Dataset rows |
--

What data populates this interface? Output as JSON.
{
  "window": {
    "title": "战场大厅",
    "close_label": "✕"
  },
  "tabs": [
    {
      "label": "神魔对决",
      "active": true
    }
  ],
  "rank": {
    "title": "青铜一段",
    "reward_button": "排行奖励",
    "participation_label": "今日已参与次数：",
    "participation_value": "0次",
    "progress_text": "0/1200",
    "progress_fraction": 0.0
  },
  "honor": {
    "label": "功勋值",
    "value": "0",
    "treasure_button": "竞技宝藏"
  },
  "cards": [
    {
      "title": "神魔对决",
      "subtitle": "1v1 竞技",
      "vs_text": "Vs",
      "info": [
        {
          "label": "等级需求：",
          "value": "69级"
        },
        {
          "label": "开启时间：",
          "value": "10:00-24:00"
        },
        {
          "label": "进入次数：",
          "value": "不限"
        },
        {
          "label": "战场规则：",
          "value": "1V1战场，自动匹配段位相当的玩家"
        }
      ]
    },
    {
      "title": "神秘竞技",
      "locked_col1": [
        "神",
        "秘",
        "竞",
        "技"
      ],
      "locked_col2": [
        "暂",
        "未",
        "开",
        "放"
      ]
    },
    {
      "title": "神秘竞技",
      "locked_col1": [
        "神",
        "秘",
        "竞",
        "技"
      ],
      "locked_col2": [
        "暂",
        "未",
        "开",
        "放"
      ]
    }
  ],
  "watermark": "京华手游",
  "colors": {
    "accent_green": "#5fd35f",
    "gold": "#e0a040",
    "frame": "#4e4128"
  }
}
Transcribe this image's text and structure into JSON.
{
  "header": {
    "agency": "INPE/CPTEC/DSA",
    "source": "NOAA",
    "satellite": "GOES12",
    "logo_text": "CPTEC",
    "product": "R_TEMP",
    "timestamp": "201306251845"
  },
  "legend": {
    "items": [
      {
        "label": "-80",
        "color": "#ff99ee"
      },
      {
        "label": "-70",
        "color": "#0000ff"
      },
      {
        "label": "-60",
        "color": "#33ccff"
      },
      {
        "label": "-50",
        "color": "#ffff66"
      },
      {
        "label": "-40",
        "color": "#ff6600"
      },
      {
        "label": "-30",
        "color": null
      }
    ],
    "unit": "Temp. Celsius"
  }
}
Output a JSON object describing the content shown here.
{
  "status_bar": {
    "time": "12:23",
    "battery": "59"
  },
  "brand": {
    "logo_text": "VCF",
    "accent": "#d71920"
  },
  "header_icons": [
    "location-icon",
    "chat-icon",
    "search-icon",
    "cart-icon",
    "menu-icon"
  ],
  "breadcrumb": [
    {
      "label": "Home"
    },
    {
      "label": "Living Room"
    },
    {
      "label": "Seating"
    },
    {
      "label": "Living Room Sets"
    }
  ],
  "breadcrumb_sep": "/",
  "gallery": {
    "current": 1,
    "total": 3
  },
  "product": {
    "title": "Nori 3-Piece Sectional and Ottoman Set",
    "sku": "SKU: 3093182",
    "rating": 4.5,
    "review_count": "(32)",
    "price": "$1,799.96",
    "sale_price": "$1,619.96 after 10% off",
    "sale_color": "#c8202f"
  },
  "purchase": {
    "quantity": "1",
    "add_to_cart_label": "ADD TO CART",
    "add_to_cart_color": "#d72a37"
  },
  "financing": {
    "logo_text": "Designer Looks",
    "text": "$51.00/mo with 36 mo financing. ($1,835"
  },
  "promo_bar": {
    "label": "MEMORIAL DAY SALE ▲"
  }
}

--

Description of the task | From the entries above, return each line with the word "JSON" in it.

Response to this exercise |
What data populates this interface? Output as JSON.
Transcribe this image's text and structure into JSON.
Output a JSON object describing the content shown here.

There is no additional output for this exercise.